-- Start Given data --
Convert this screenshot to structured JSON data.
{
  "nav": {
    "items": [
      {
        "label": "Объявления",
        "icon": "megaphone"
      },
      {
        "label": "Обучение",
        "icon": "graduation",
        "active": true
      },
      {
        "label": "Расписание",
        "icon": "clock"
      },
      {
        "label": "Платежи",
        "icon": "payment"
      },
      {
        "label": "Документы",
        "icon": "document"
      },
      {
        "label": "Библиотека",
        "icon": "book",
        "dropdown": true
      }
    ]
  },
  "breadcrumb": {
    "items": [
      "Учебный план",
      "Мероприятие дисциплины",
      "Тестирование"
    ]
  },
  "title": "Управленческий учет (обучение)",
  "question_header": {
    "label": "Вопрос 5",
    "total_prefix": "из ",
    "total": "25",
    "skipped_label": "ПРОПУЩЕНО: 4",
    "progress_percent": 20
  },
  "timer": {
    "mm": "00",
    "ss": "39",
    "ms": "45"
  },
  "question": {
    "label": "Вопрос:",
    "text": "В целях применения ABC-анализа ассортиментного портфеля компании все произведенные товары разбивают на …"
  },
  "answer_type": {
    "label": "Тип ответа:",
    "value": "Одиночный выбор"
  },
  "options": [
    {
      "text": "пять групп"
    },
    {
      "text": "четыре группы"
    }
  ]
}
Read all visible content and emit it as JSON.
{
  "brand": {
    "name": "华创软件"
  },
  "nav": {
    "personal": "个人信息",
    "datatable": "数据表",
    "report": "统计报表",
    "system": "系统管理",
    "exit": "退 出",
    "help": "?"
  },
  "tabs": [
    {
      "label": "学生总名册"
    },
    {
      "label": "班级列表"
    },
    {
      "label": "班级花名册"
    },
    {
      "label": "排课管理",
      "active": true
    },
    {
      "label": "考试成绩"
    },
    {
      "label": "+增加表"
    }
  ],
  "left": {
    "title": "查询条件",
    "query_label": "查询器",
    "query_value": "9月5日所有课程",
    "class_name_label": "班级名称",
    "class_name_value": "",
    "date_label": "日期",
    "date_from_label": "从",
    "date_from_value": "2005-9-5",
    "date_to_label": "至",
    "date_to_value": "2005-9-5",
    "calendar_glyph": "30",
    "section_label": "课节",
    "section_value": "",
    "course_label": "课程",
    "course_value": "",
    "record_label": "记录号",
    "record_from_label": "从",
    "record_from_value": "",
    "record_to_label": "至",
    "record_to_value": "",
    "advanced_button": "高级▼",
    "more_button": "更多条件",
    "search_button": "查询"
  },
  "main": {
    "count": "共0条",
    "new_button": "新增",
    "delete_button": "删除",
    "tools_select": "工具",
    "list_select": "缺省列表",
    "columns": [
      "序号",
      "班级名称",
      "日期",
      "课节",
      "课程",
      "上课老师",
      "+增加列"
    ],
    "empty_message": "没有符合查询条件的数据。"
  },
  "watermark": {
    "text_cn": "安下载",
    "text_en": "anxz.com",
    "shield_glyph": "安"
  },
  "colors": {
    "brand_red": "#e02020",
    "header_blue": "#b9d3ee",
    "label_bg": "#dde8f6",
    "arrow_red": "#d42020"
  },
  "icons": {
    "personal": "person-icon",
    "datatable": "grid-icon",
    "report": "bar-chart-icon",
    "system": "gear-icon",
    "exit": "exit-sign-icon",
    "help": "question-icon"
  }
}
-- End Given data --
Written request
Reproduce the material above, every line of it, exactly.

Exercise result
Convert this screenshot to structured JSON data.
{
  "nav": {
    "items": [
      {
        "label": "Объявления",
        "icon": "megaphone"
      },
      {
        "label": "Обучение",
        "icon": "graduation",
        "active": true
      },
      {
        "label": "Расписание",
        "icon": "clock"
      },
      {
        "label": "Платежи",
        "icon": "payment"
      },
      {
        "label": "Документы",
        "icon": "document"
      },
      {
        "label": "Библиотека",
        "icon": "book",
        "dropdown": true
      }
    ]
  },
  "breadcrumb": {
    "items": [
      "Учебный план",
      "Мероприятие дисциплины",
      "Тестирование"
    ]
  },
  "title": "Управленческий учет (обучение)",
  "question_header": {
    "label": "Вопрос 5",
    "total_prefix": "из ",
    "total": "25",
    "skipped_label": "ПРОПУЩЕНО: 4",
    "progress_percent": 20
  },
  "timer": {
    "mm": "00",
    "ss": "39",
    "ms": "45"
  },
  "question": {
    "label": "Вопрос:",
    "text": "В целях применения ABC-анализа ассортиментного портфеля компании все произведенные товары разбивают на …"
  },
  "answer_type": {
    "label": "Тип ответа:",
    "value": "Одиночный выбор"
  },
  "options": [
    {
      "text": "пять групп"
    },
    {
      "text": "четыре группы"
    }
  ]
}
Read all visible content and emit it as JSON.
{
  "brand": {
    "name": "华创软件"
  },
  "nav": {
    "personal": "个人信息",
    "datatable": "数据表",
    "report": "统计报表",
    "system": "系统管理",
    "exit": "退 出",
    "help": "?"
  },
  "tabs": [
    {
      "label": "学生总名册"
    },
    {
      "label": "班级列表"
    },
    {
      "label": "班级花名册"
    },
    {
      "label": "排课管理",
      "active": true
    },
    {
      "label": "考试成绩"
    },
    {
      "label": "+增加表"
    }
  ],
  "left": {
    "title": "查询条件",
    "query_label": "查询器",
    "query_value": "9月5日所有课程",
    "class_name_label": "班级名称",
    "class_name_value": "",
    "date_label": "日期",
    "date_from_label": "从",
    "date_from_value": "2005-9-5",
    "date_to_label": "至",
    "date_to_value": "2005-9-5",
    "calendar_glyph": "30",
    "section_label": "课节",
    "section_value": "",
    "course_label": "课程",
    "course_value": "",
    "record_label": "记录号",
    "record_from_label": "从",
    "record_from_value": "",
    "record_to_label": "至",
    "record_to_value": "",
    "advanced_button": "高级▼",
    "more_button": "更多条件",
    "search_button": "查询"
  },
  "main": {
    "count": "共0条",
    "new_button": "新增",
    "delete_button": "删除",
    "tools_select": "工具",
    "list_select": "缺省列表",
    "columns": [
      "序号",
      "班级名称",
      "日期",
      "课节",
      "课程",
      "上课老师",
      "+增加列"
    ],
    "empty_message": "没有符合查询条件的数据。"
  },
  "watermark": {
    "text_cn": "安下载",
    "text_en": "anxz.com",
    "shield_glyph": "安"
  },
  "colors": {
    "brand_red": "#e02020",
    "header_blue": "#b9d3ee",
    "label_bg": "#dde8f6",
    "arrow_red": "#d42020"
  },
  "icons": {
    "personal": "person-icon",
    "datatable": "grid-icon",
    "report": "bar-chart-icon",
    "system": "gear-icon",
    "exit": "exit-sign-icon",
    "help": "question-icon"
  }
}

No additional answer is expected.